-- What the exercise asks --
Transcribe the listing word for word.

-- Task data --
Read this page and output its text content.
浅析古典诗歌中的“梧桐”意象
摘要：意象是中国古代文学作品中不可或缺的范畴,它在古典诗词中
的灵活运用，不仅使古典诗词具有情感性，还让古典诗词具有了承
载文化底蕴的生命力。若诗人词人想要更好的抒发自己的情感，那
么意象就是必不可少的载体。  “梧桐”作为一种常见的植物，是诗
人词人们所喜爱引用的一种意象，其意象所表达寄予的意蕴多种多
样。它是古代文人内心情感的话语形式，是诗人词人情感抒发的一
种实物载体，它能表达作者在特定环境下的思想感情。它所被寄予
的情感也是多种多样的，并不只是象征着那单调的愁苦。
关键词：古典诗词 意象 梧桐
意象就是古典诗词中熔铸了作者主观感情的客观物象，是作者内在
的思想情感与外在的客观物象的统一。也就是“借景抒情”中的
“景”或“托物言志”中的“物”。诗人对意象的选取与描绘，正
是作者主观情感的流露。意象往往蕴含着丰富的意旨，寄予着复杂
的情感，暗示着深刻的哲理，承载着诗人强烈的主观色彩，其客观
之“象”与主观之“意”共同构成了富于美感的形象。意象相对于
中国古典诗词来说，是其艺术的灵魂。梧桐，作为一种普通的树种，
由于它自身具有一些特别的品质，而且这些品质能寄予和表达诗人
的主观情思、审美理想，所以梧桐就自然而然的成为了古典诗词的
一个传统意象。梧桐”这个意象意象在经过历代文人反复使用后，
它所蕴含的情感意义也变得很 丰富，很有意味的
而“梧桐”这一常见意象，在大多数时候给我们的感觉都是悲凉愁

-- Answer to this problem --
Read this page and output its text content.
浅析古典诗歌中的“梧桐”意象
摘要：意象是中国古代文学作品中不可或缺的范畴,它在古典诗词中
的灵活运用，不仅使古典诗词具有情感性，还让古典诗词具有了承
载文化底蕴的生命力。若诗人词人想要更好的抒发自己的情感，那
么意象就是必不可少的载体。  “梧桐”作为一种常见的植物，是诗
人词人们所喜爱引用的一种意象，其意象所表达寄予的意蕴多种多
样。它是古代文人内心情感的话语形式，是诗人词人情感抒发的一
种实物载体，它能表达作者在特定环境下的思想感情。它所被寄予
的情感也是多种多样的，并不只是象征着那单调的愁苦。
关键词：古典诗词 意象 梧桐
意象就是古典诗词中熔铸了作者主观感情的客观物象，是作者内在
的思想情感与外在的客观物象的统一。也就是“借景抒情”中的
“景”或“托物言志”中的“物”。诗人对意象的选取与描绘，正
是作者主观情感的流露。意象往往蕴含着丰富的意旨，寄予着复杂
的情感，暗示着深刻的哲理，承载着诗人强烈的主观色彩，其客观
之“象”与主观之“意”共同构成了富于美感的形象。意象相对于
中国古典诗词来说，是其艺术的灵魂。梧桐，作为一种普通的树种，
由于它自身具有一些特别的品质，而且这些品质能寄予和表达诗人
的主观情思、审美理想，所以梧桐就自然而然的成为了古典诗词的
一个传统意象。梧桐”这个意象意象在经过历代文人反复使用后，
它所蕴含的情感意义也变得很 丰富，很有意味的
而“梧桐”这一常见意象，在大多数时候给我们的感觉都是悲凉愁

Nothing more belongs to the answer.